** Opening Extract provided block **

Musculoskeletal clinical topic of the month – An unusual case of hip pain

Sarcoidosis and musculoskeletal disease

Sarcoidosis is a disease characterised by the growth of tiny collections of inflammatory cells (granulomas) in any body tissue — most commonly the lungs and lymph nodes. But it can also affect the eyes, skin, heart and other organs.

The cause of sarcoidosis is unknown, but it is most likely an autoimmune response to an external antigen such infectious agents, chemicals, and dust. There is a genetic predisposition to sarcoidosis. 

Muscular involvement is a common feature of sarcoidosis but is usually asymptomatic. The four clinical subtypes of muscular sarcoidosis have been characterised as:

  • Acute myositis
  • Chronic myopathic
  • Palpable nodular
  • Asymptomatic

In general, acute myositis is accompanied by fevers, muscle pain and elevated muscle enzymes. Chronic myopathic types tend to be associated with muscle atrophy and weakness. The palpable nodular type presents as non-tender masses within muscles.

** Closing Extract provided block **
** Opening Dataset content block **

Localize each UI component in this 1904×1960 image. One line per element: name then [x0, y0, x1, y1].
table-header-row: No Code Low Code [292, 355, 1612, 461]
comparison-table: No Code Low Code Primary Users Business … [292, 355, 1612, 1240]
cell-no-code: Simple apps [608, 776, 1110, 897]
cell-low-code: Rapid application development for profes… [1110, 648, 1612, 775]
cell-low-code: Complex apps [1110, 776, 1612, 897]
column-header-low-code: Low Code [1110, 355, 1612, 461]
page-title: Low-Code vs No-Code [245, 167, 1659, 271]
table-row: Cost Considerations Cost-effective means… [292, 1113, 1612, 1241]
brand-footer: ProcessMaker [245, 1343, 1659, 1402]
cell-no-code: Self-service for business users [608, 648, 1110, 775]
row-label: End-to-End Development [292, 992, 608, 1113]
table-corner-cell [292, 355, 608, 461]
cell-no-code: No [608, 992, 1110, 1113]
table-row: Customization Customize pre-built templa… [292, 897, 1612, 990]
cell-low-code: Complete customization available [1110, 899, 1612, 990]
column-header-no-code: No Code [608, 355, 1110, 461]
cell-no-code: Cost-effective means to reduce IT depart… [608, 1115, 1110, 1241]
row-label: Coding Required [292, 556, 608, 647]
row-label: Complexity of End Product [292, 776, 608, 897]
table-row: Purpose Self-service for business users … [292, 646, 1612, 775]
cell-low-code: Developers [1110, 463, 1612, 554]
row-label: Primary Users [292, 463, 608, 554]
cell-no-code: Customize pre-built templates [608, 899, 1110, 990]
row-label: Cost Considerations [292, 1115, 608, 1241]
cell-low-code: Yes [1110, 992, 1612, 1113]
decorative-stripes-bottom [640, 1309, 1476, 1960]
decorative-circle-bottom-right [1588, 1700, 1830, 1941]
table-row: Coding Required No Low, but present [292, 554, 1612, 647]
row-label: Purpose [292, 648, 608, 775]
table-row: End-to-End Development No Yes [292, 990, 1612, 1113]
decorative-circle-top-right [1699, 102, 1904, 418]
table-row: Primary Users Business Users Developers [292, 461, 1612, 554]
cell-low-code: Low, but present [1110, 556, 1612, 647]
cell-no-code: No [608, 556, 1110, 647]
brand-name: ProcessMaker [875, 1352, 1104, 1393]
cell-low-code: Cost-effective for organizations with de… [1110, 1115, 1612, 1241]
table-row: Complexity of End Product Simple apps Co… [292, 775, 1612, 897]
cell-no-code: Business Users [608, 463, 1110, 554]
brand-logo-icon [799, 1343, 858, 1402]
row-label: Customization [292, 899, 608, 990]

** Closing Dataset content block **

» Check your understanding:
[A] Write out the sarcoidosis passage word for word, starting at "Sarcoidosis and musculoskeletal" and ending at "predisposition to sarcoidosis.".
[B] Answer these from the sarcoidosis passage:
(i) Which body tissues does sarcoidosis most commonly affect?
(ii) How many clinical subtypes of muscular sarcoidosis are listed?
(iii) How does the palpable nodular type present?
The records have no connection to the sarcoidosis passage.

» Solved problems:
[A]
Sarcoidosis and musculoskeletal disease

Sarcoidosis is a disease characterised by the growth of tiny collections of inflammatory cells (granulomas) in any body tissue — most commonly the lungs and lymph nodes. But it can also affect the eyes, skin, heart and other organs.

The cause of sarcoidosis is unknown, but it is most likely an autoimmune response to an external antigen such infectious agents, chemicals, and dust. There is a genetic predisposition to sarcoidosis.

[B]
(i) The lungs and lymph nodes.
(ii) Four.
(iii) As non-tender masses within muscles.